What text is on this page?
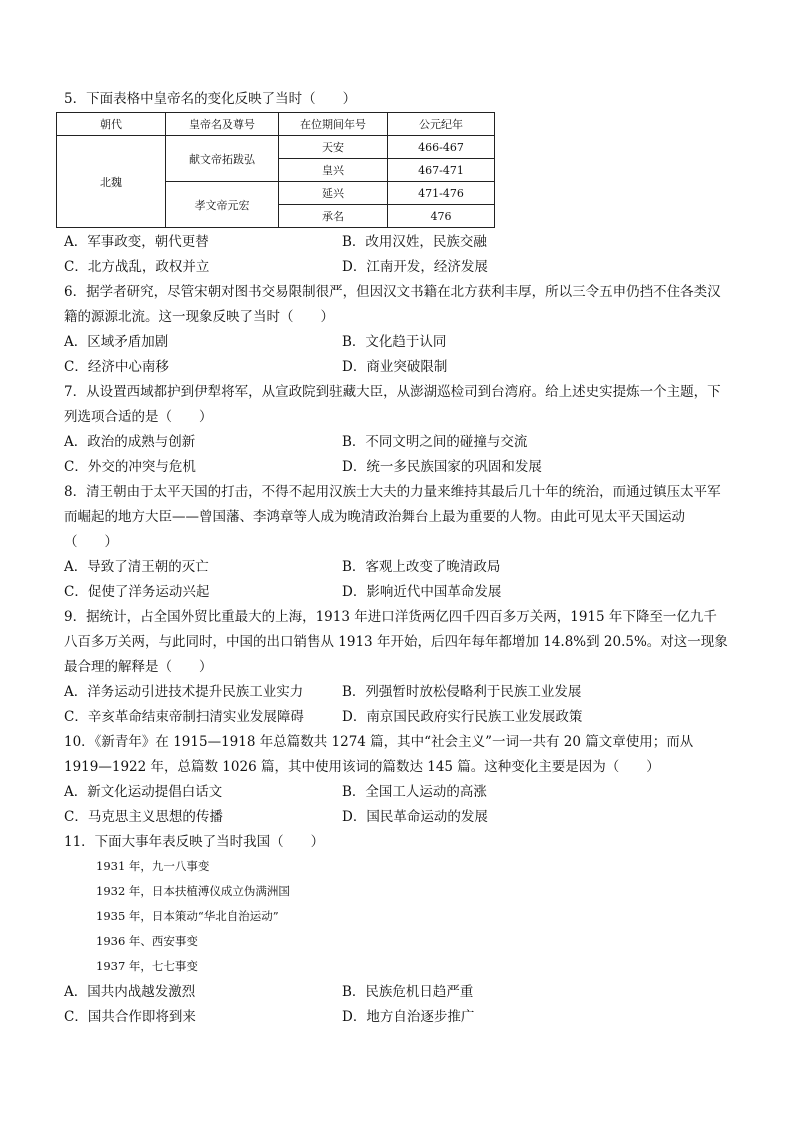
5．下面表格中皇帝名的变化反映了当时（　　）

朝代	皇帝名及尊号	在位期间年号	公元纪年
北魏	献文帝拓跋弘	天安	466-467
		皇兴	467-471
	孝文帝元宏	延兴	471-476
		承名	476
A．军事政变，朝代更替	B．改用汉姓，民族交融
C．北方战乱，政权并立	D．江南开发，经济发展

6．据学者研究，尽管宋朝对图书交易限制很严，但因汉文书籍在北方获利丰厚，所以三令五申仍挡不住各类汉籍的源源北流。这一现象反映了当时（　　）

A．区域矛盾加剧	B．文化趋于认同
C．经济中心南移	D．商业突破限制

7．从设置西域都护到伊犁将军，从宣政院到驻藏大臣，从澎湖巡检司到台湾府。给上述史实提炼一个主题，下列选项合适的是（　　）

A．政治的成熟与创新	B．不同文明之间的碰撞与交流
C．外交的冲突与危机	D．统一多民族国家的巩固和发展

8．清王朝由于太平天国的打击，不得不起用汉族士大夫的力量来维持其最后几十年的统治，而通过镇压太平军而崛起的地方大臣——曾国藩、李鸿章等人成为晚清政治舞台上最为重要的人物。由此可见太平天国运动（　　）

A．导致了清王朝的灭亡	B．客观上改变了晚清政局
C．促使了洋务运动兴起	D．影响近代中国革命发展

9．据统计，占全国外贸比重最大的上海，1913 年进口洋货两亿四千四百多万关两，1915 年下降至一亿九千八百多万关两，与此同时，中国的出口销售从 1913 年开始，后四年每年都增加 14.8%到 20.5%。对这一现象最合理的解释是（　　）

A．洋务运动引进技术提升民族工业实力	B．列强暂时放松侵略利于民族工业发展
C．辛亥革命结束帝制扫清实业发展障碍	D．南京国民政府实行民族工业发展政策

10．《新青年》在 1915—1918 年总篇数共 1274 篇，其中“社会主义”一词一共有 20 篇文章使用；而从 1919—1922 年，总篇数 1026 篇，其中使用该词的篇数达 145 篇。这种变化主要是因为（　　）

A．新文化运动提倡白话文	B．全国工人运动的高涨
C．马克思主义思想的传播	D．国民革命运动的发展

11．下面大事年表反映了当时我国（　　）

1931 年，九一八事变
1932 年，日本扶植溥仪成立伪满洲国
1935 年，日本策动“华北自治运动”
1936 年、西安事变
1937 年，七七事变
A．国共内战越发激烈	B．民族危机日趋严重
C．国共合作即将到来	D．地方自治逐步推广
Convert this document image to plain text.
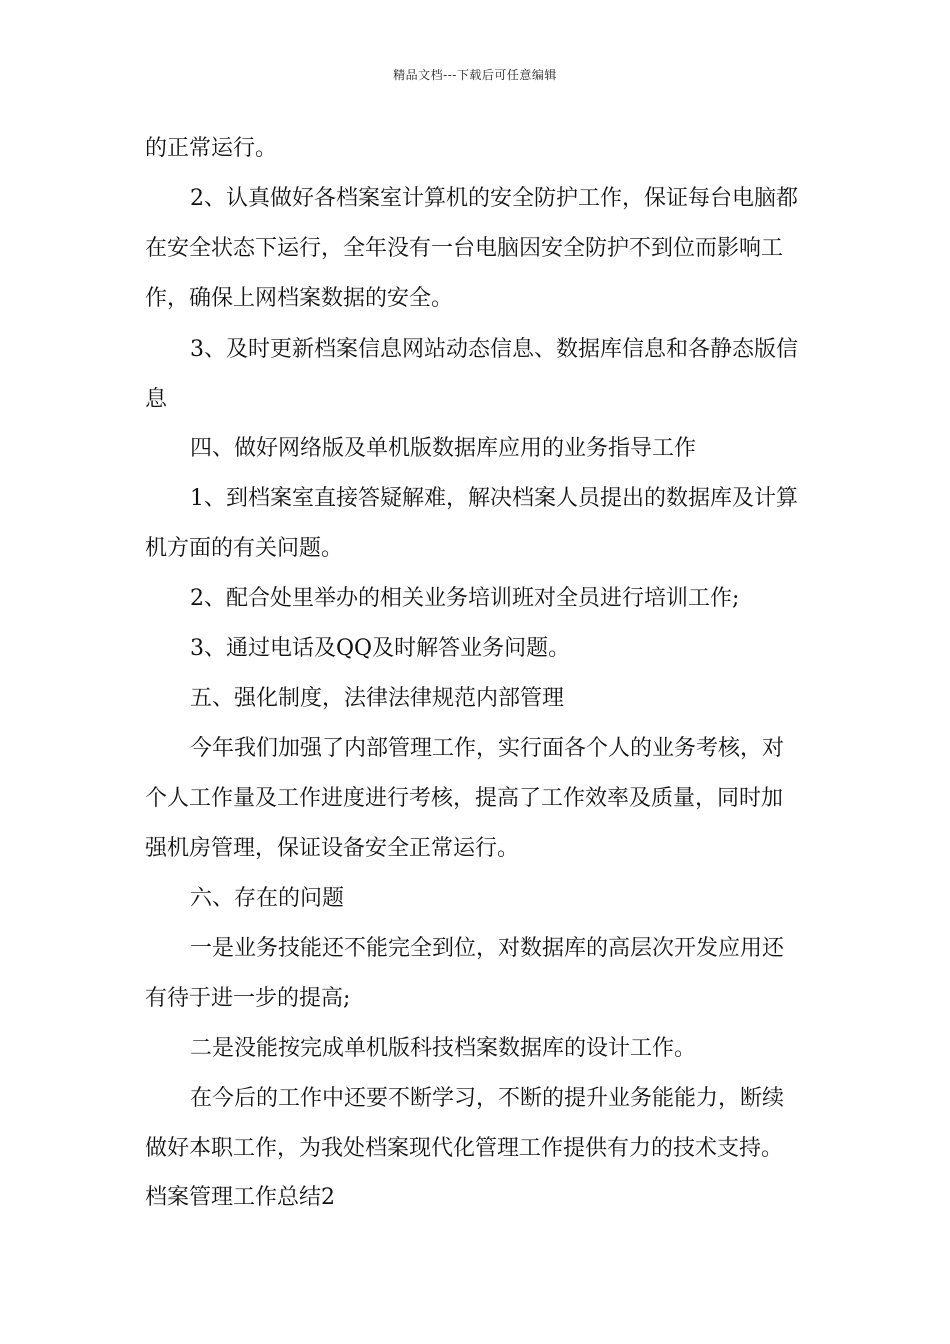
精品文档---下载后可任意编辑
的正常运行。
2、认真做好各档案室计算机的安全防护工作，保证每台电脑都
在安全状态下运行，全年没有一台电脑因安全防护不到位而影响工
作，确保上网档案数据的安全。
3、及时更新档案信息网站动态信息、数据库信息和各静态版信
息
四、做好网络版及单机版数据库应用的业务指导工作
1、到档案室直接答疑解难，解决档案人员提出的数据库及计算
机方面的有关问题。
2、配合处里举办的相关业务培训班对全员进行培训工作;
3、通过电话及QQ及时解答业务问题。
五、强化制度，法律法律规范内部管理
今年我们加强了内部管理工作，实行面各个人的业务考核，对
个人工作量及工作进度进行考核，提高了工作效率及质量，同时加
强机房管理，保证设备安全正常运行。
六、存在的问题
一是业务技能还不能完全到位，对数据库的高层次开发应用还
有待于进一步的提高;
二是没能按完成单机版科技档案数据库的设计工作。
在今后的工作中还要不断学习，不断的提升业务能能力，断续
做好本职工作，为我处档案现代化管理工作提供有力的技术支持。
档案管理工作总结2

* * * * *

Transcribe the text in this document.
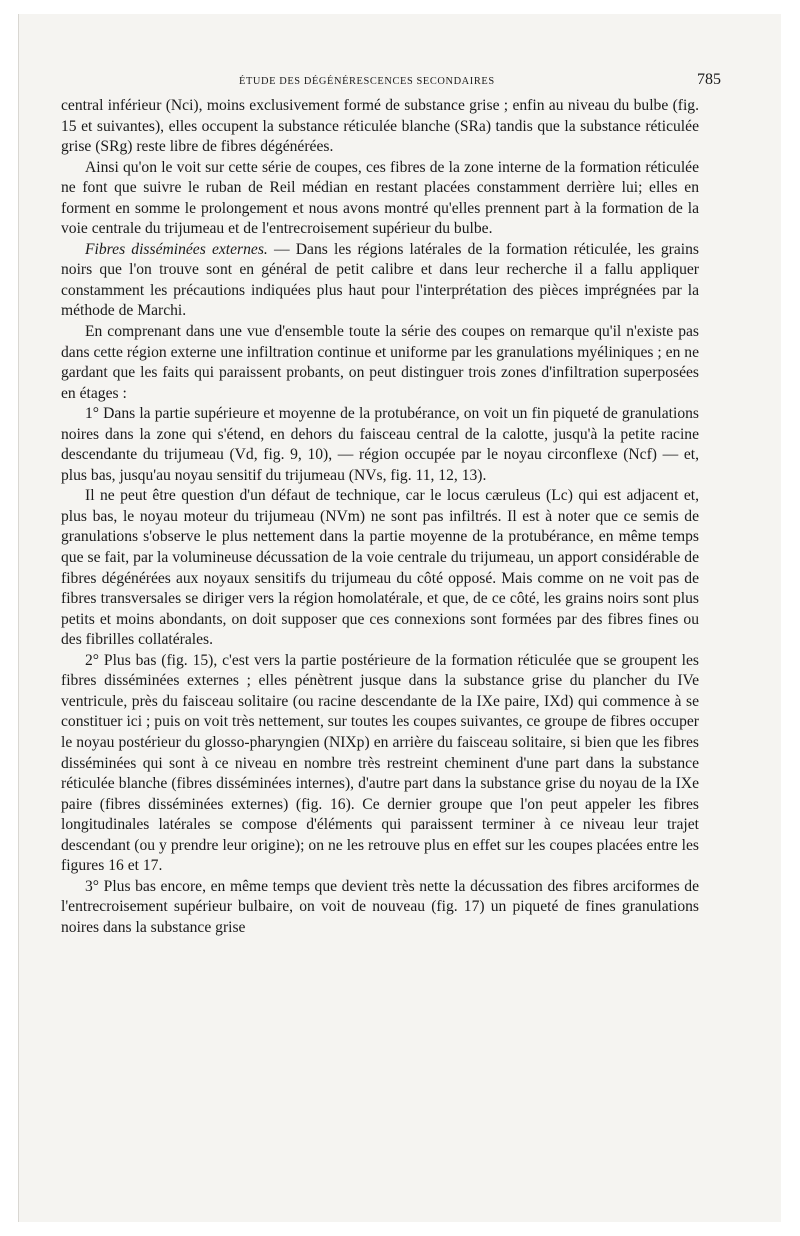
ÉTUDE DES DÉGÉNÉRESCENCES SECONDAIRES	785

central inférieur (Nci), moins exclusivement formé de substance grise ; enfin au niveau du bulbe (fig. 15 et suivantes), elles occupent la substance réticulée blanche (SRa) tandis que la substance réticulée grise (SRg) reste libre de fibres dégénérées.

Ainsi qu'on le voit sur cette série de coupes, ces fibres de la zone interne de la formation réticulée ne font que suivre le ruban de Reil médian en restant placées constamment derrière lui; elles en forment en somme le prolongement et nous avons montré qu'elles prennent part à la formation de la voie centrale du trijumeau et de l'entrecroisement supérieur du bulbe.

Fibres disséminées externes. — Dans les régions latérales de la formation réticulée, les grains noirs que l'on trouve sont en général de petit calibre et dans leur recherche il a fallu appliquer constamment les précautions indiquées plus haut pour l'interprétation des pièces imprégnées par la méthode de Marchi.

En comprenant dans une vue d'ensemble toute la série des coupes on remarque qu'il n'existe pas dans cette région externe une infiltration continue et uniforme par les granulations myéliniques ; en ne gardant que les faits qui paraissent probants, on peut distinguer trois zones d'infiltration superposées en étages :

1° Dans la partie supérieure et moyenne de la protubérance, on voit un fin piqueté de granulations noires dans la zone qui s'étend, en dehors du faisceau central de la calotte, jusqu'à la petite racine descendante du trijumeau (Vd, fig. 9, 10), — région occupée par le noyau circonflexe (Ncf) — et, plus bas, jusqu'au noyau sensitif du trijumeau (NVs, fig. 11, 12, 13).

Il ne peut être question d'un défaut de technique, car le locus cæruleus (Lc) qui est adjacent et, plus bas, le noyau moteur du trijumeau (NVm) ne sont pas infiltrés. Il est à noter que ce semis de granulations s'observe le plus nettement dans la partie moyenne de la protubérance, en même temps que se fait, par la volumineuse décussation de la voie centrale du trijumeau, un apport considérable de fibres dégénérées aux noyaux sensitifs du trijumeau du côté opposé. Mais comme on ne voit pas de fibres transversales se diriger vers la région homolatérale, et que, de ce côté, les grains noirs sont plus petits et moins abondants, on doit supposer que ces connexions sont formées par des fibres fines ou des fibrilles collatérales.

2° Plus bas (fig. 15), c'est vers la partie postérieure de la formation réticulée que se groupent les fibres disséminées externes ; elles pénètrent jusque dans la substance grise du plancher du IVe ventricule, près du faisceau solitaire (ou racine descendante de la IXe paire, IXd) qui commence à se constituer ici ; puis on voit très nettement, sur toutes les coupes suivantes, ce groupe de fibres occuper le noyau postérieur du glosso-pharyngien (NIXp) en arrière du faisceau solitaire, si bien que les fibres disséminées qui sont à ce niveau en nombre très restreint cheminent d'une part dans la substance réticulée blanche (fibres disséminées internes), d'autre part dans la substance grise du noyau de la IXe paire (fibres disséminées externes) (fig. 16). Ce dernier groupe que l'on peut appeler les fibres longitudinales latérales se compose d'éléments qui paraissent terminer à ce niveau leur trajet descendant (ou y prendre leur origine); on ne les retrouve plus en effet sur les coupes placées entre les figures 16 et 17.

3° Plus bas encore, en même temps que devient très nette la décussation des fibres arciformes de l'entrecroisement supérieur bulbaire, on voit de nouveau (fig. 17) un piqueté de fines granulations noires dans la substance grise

* * * * *

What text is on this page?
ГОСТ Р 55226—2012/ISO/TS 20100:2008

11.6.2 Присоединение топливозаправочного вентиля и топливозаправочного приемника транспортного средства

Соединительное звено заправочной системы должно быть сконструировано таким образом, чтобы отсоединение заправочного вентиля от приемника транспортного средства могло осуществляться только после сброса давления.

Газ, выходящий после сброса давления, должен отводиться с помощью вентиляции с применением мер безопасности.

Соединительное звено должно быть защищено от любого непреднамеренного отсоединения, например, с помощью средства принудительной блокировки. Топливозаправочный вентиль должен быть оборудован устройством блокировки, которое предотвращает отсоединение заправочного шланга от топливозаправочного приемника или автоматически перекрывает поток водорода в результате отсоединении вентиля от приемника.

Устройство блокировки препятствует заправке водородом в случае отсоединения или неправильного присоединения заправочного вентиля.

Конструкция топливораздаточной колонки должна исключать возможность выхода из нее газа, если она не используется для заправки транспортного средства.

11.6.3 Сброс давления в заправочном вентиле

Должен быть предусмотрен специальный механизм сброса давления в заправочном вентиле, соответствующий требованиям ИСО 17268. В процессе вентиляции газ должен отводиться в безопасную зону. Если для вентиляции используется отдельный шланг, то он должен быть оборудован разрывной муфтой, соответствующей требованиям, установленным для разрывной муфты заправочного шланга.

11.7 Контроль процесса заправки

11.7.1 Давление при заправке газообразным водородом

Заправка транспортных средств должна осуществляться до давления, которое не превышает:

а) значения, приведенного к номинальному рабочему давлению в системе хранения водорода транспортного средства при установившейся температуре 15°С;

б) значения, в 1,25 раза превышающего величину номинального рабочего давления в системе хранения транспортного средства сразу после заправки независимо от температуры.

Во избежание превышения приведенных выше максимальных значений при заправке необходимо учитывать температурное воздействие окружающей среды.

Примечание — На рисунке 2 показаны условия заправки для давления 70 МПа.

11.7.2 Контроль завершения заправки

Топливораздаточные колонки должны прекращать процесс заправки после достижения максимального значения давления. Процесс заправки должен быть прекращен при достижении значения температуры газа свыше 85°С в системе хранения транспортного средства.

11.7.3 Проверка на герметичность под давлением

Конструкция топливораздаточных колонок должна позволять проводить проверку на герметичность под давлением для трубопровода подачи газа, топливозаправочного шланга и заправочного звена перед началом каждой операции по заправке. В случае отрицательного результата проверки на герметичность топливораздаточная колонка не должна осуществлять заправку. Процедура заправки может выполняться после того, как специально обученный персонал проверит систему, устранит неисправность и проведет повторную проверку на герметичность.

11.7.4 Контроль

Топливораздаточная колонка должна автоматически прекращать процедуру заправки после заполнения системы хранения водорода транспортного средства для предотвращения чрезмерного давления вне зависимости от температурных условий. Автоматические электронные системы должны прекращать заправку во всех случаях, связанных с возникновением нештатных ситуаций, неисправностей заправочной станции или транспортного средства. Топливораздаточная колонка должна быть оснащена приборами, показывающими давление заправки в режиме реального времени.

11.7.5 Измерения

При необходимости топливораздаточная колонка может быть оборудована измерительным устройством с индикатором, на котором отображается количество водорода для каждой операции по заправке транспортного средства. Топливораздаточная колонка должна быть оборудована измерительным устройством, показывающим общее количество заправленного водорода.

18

* * * * *

Set problem: Of the lines above, how many hold the string "значения"? Answer with only the number.

Complete output: 3